Exactly reproduce all the records, keeping pictures out of the copy.

# ENTRIES SHOWN
┌──
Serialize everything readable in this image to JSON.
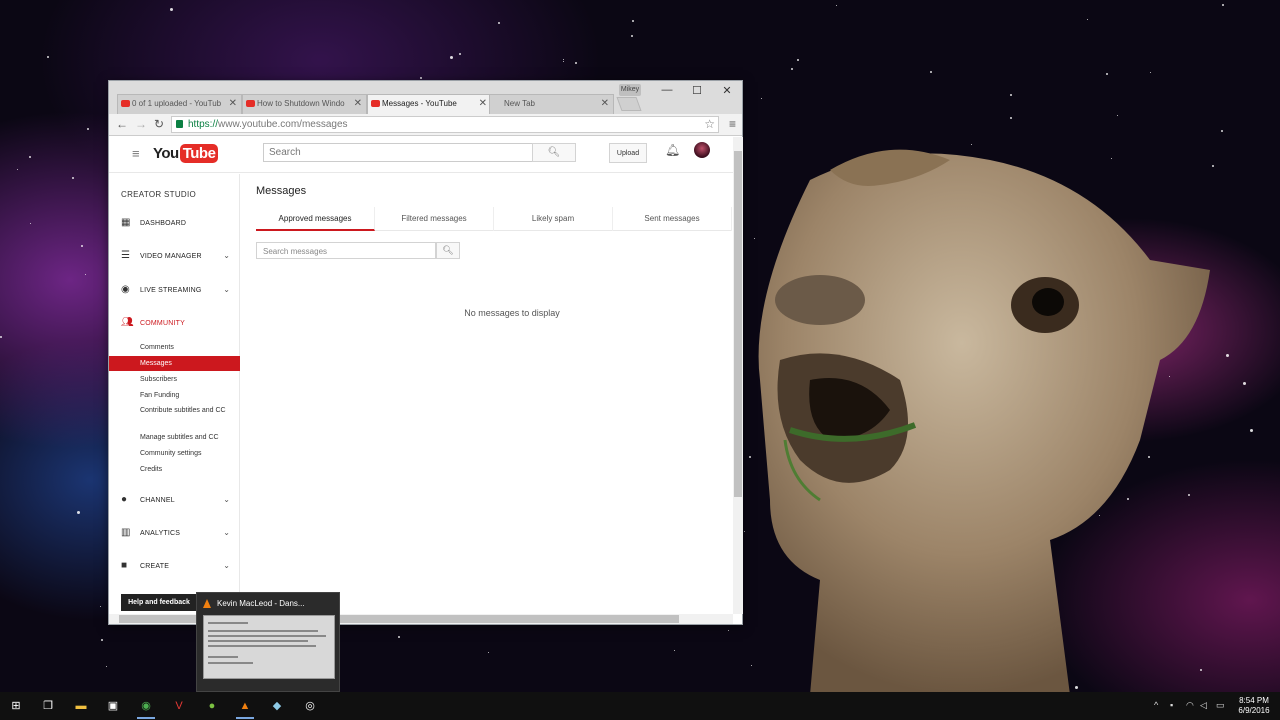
{
  "browser": {
    "tabs": [
      {
        "label": "0 of 1 uploaded - YouTub",
        "active": false
      },
      {
        "label": "How to Shutdown Windo",
        "active": false
      },
      {
        "label": "Messages - YouTube",
        "active": true
      },
      {
        "label": "New Tab",
        "active": false
      }
    ],
    "profile_label": "Mikey",
    "url_scheme": "https://",
    "url_rest": "www.youtube.com/messages"
  },
  "masthead": {
    "logo_you": "You",
    "logo_tube": "Tube",
    "search_placeholder": "Search",
    "upload_label": "Upload"
  },
  "sidebar": {
    "title": "CREATOR STUDIO",
    "sections": {
      "dashboard": "DASHBOARD",
      "video_manager": "VIDEO MANAGER",
      "live_streaming": "LIVE STREAMING",
      "community": "COMMUNITY",
      "channel": "CHANNEL",
      "analytics": "ANALYTICS",
      "create": "CREATE"
    },
    "community_items": [
      "Comments",
      "Messages",
      "Subscribers",
      "Fan Funding",
      "Contribute subtitles and CC",
      "Manage subtitles and CC",
      "Community settings",
      "Credits"
    ],
    "selected_item": "Messages",
    "help_label": "Help and feedback"
  },
  "main": {
    "title": "Messages",
    "tabs": [
      "Approved messages",
      "Filtered messages",
      "Likely spam",
      "Sent messages"
    ],
    "active_tab": "Approved messages",
    "search_placeholder": "Search messages",
    "empty_text": "No messages to display"
  },
  "taskbar": {
    "thumbnail_title": "Kevin MacLeod - Dans...",
    "clock_time": "8:54 PM",
    "clock_date": "6/9/2016"
  },
  "colors": {
    "youtube_red": "#cc181e",
    "taskbar": "#101010"
  }
}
└──
# RESULT FOR THIS EXERCISE
Serialize everything readable in this image to JSON.
{
  "browser": {
    "tabs": [
      {
        "label": "0 of 1 uploaded - YouTub",
        "active": false
      },
      {
        "label": "How to Shutdown Windo",
        "active": false
      },
      {
        "label": "Messages - YouTube",
        "active": true
      },
      {
        "label": "New Tab",
        "active": false
      }
    ],
    "profile_label": "Mikey",
    "url_scheme": "https://",
    "url_rest": "www.youtube.com/messages"
  },
  "masthead": {
    "logo_you": "You",
    "logo_tube": "Tube",
    "search_placeholder": "Search",
    "upload_label": "Upload"
  },
  "sidebar": {
    "title": "CREATOR STUDIO",
    "sections": {
      "dashboard": "DASHBOARD",
      "video_manager": "VIDEO MANAGER",
      "live_streaming": "LIVE STREAMING",
      "community": "COMMUNITY",
      "channel": "CHANNEL",
      "analytics": "ANALYTICS",
      "create": "CREATE"
    },
    "community_items": [
      "Comments",
      "Messages",
      "Subscribers",
      "Fan Funding",
      "Contribute subtitles and CC",
      "Manage subtitles and CC",
      "Community settings",
      "Credits"
    ],
    "selected_item": "Messages",
    "help_label": "Help and feedback"
  },
  "main": {
    "title": "Messages",
    "tabs": [
      "Approved messages",
      "Filtered messages",
      "Likely spam",
      "Sent messages"
    ],
    "active_tab": "Approved messages",
    "search_placeholder": "Search messages",
    "empty_text": "No messages to display"
  },
  "taskbar": {
    "thumbnail_title": "Kevin MacLeod - Dans...",
    "clock_time": "8:54 PM",
    "clock_date": "6/9/2016"
  },
  "colors": {
    "youtube_red": "#cc181e",
    "taskbar": "#101010"
  }
}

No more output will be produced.